--- start of Exercise materials ---

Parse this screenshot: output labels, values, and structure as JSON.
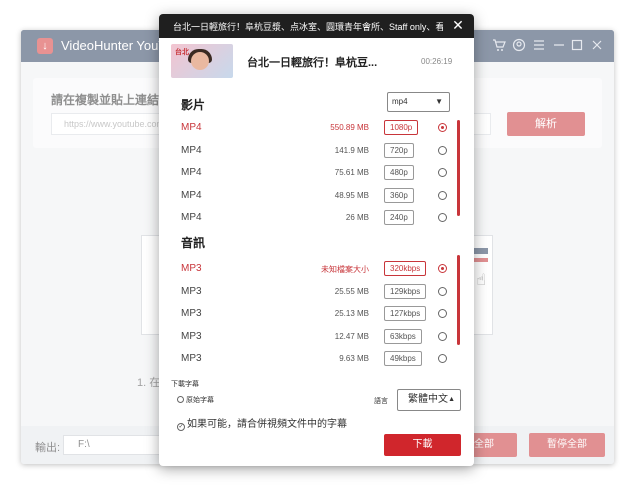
{
  "app": {
    "title": "VideoHunter YouTube",
    "paste_label": "請在複製並貼上連結",
    "url_placeholder": "https://www.youtube.com",
    "analyze_label": "解析",
    "step_text": "1. 在",
    "output_label": "輸出:",
    "output_path": "F:\\",
    "download_all_label": "全部",
    "pause_all_label": "暫停全部",
    "logo_glyph": "↓"
  },
  "dialog": {
    "header_title": "台北一日輕旅行！阜杭豆漿、点冰室、圓環青年會所、Staff only、看板...",
    "video_title": "台北一日輕旅行！阜杭豆...",
    "duration": "00:26:19",
    "thumb_tag": "台北",
    "video_section": "影片",
    "format_value": "mp4",
    "video_rows": [
      {
        "format": "MP4",
        "size": "550.89 MB",
        "quality": "1080p",
        "selected": true
      },
      {
        "format": "MP4",
        "size": "141.9 MB",
        "quality": "720p",
        "selected": false
      },
      {
        "format": "MP4",
        "size": "75.61 MB",
        "quality": "480p",
        "selected": false
      },
      {
        "format": "MP4",
        "size": "48.95 MB",
        "quality": "360p",
        "selected": false
      },
      {
        "format": "MP4",
        "size": "26 MB",
        "quality": "240p",
        "selected": false
      }
    ],
    "audio_section": "音訊",
    "audio_rows": [
      {
        "format": "MP3",
        "size": "未知檔案大小",
        "quality": "320kbps",
        "selected": true
      },
      {
        "format": "MP3",
        "size": "25.55 MB",
        "quality": "129kbps",
        "selected": false
      },
      {
        "format": "MP3",
        "size": "25.13 MB",
        "quality": "127kbps",
        "selected": false
      },
      {
        "format": "MP3",
        "size": "12.47 MB",
        "quality": "63kbps",
        "selected": false
      },
      {
        "format": "MP3",
        "size": "9.63 MB",
        "quality": "49kbps",
        "selected": false
      }
    ],
    "subs_title": "下載字幕",
    "orig_subs_label": "原始字幕",
    "lang_label": "語言",
    "lang_value": "繁體中文",
    "merge_subs_label": "如果可能，請合併視頻文件中的字幕",
    "download_label": "下載",
    "accent_color": "#c8353a"
  }
}
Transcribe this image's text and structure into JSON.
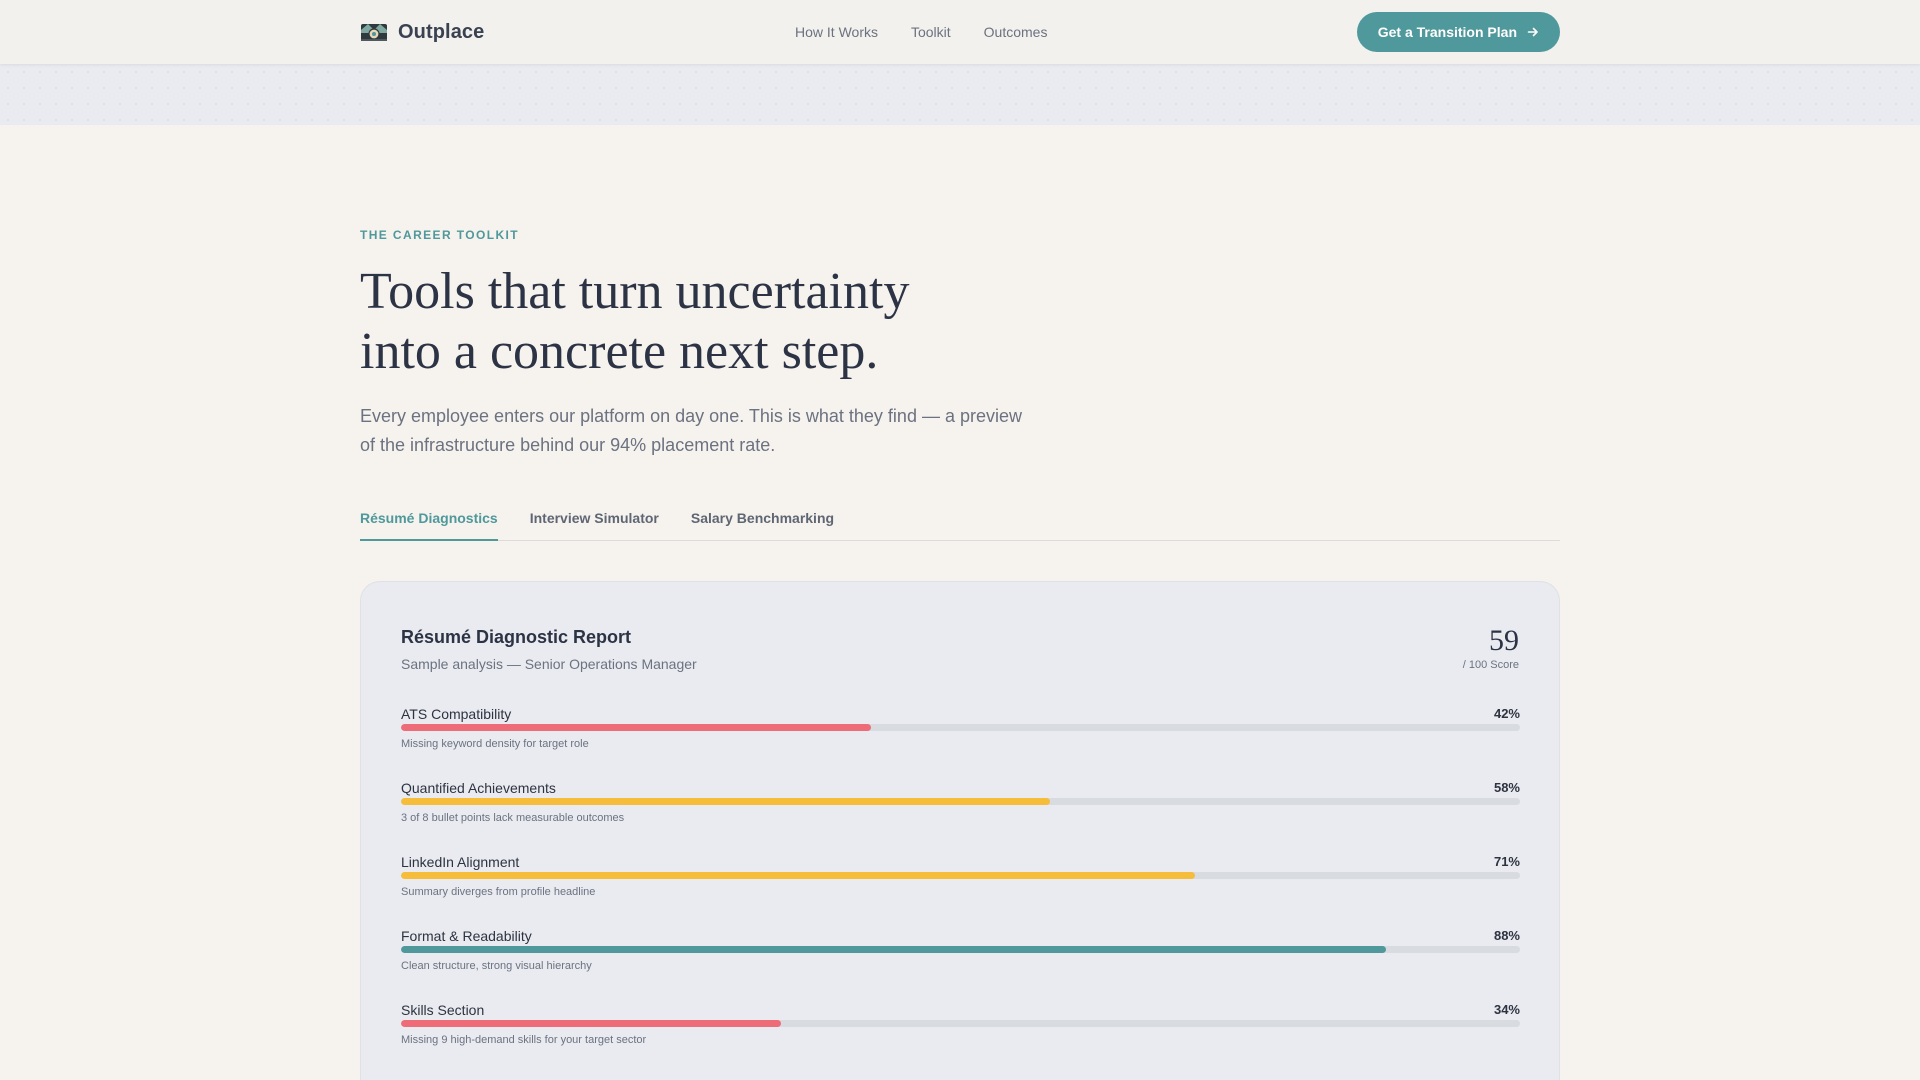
{
  "header": {
    "brand": "Outplace",
    "nav": [
      "How It Works",
      "Toolkit",
      "Outcomes"
    ],
    "cta_label": "Get a Transition Plan",
    "cta_icon": "arrow-right-icon"
  },
  "hero": {
    "eyebrow": "THE CAREER TOOLKIT",
    "headline_lines": [
      "Tools that turn uncertainty",
      "into a concrete next step."
    ],
    "lede_lines": [
      "Every employee enters our platform on day one. This is what they find — a preview",
      "of the infrastructure behind our 94% placement rate."
    ]
  },
  "tabs": {
    "items": [
      "Résumé Diagnostics",
      "Interview Simulator",
      "Salary Benchmarking"
    ],
    "active_index": 0
  },
  "report": {
    "title": "Résumé Diagnostic Report",
    "subtitle": "Sample analysis — Senior Operations Manager",
    "score": "59",
    "score_caption": "/ 100 Score",
    "metrics": [
      {
        "label": "ATS Compatibility",
        "percent_text": "42%",
        "value": 42,
        "note": "Missing keyword density for target role",
        "color": "#ee6b78"
      },
      {
        "label": "Quantified Achievements",
        "percent_text": "58%",
        "value": 58,
        "note": "3 of 8 bullet points lack measurable outcomes",
        "color": "#f5bd3a"
      },
      {
        "label": "LinkedIn Alignment",
        "percent_text": "71%",
        "value": 71,
        "note": "Summary diverges from profile headline",
        "color": "#f5bd3a"
      },
      {
        "label": "Format & Readability",
        "percent_text": "88%",
        "value": 88,
        "note": "Clean structure, strong visual hierarchy",
        "color": "#4f989b"
      },
      {
        "label": "Skills Section",
        "percent_text": "34%",
        "value": 34,
        "note": "Missing 9 high-demand skills for your target sector",
        "color": "#ee6b78"
      }
    ]
  },
  "colors": {
    "accent": "#4f989b",
    "background": "#f6f2ee",
    "card": "#e9ebf0",
    "danger": "#ee6b78",
    "warning": "#f5bd3a"
  }
}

--- end of Exercise materials ---

Every line above should be returned word for word, with the pictures left behind.

• _Answer in full_:
Parse this screenshot: output labels, values, and structure as JSON.
{
  "app": {
    "title": "VideoHunter YouTube",
    "paste_label": "請在複製並貼上連結",
    "url_placeholder": "https://www.youtube.com",
    "analyze_label": "解析",
    "step_text": "1. 在",
    "output_label": "輸出:",
    "output_path": "F:\\",
    "download_all_label": "全部",
    "pause_all_label": "暫停全部",
    "logo_glyph": "↓"
  },
  "dialog": {
    "header_title": "台北一日輕旅行！阜杭豆漿、点冰室、圓環青年會所、Staff only、看板...",
    "video_title": "台北一日輕旅行！阜杭豆...",
    "duration": "00:26:19",
    "thumb_tag": "台北",
    "video_section": "影片",
    "format_value": "mp4",
    "video_rows": [
      {
        "format": "MP4",
        "size": "550.89 MB",
        "quality": "1080p",
        "selected": true
      },
      {
        "format": "MP4",
        "size": "141.9 MB",
        "quality": "720p",
        "selected": false
      },
      {
        "format": "MP4",
        "size": "75.61 MB",
        "quality": "480p",
        "selected": false
      },
      {
        "format": "MP4",
        "size": "48.95 MB",
        "quality": "360p",
        "selected": false
      },
      {
        "format": "MP4",
        "size": "26 MB",
        "quality": "240p",
        "selected": false
      }
    ],
    "audio_section": "音訊",
    "audio_rows": [
      {
        "format": "MP3",
        "size": "未知檔案大小",
        "quality": "320kbps",
        "selected": true
      },
      {
        "format": "MP3",
        "size": "25.55 MB",
        "quality": "129kbps",
        "selected": false
      },
      {
        "format": "MP3",
        "size": "25.13 MB",
        "quality": "127kbps",
        "selected": false
      },
      {
        "format": "MP3",
        "size": "12.47 MB",
        "quality": "63kbps",
        "selected": false
      },
      {
        "format": "MP3",
        "size": "9.63 MB",
        "quality": "49kbps",
        "selected": false
      }
    ],
    "subs_title": "下載字幕",
    "orig_subs_label": "原始字幕",
    "lang_label": "語言",
    "lang_value": "繁體中文",
    "merge_subs_label": "如果可能，請合併視頻文件中的字幕",
    "download_label": "下載",
    "accent_color": "#c8353a"
  }
}
Transcribe this image's text and structure into JSON.
{
  "header": {
    "brand": "Outplace",
    "nav": [
      "How It Works",
      "Toolkit",
      "Outcomes"
    ],
    "cta_label": "Get a Transition Plan",
    "cta_icon": "arrow-right-icon"
  },
  "hero": {
    "eyebrow": "THE CAREER TOOLKIT",
    "headline_lines": [
      "Tools that turn uncertainty",
      "into a concrete next step."
    ],
    "lede_lines": [
      "Every employee enters our platform on day one. This is what they find — a preview",
      "of the infrastructure behind our 94% placement rate."
    ]
  },
  "tabs": {
    "items": [
      "Résumé Diagnostics",
      "Interview Simulator",
      "Salary Benchmarking"
    ],
    "active_index": 0
  },
  "report": {
    "title": "Résumé Diagnostic Report",
    "subtitle": "Sample analysis — Senior Operations Manager",
    "score": "59",
    "score_caption": "/ 100 Score",
    "metrics": [
      {
        "label": "ATS Compatibility",
        "percent_text": "42%",
        "value": 42,
        "note": "Missing keyword density for target role",
        "color": "#ee6b78"
      },
      {
        "label": "Quantified Achievements",
        "percent_text": "58%",
        "value": 58,
        "note": "3 of 8 bullet points lack measurable outcomes",
        "color": "#f5bd3a"
      },
      {
        "label": "LinkedIn Alignment",
        "percent_text": "71%",
        "value": 71,
        "note": "Summary diverges from profile headline",
        "color": "#f5bd3a"
      },
      {
        "label": "Format & Readability",
        "percent_text": "88%",
        "value": 88,
        "note": "Clean structure, strong visual hierarchy",
        "color": "#4f989b"
      },
      {
        "label": "Skills Section",
        "percent_text": "34%",
        "value": 34,
        "note": "Missing 9 high-demand skills for your target sector",
        "color": "#ee6b78"
      }
    ]
  },
  "colors": {
    "accent": "#4f989b",
    "background": "#f6f2ee",
    "card": "#e9ebf0",
    "danger": "#ee6b78",
    "warning": "#f5bd3a"
  }
}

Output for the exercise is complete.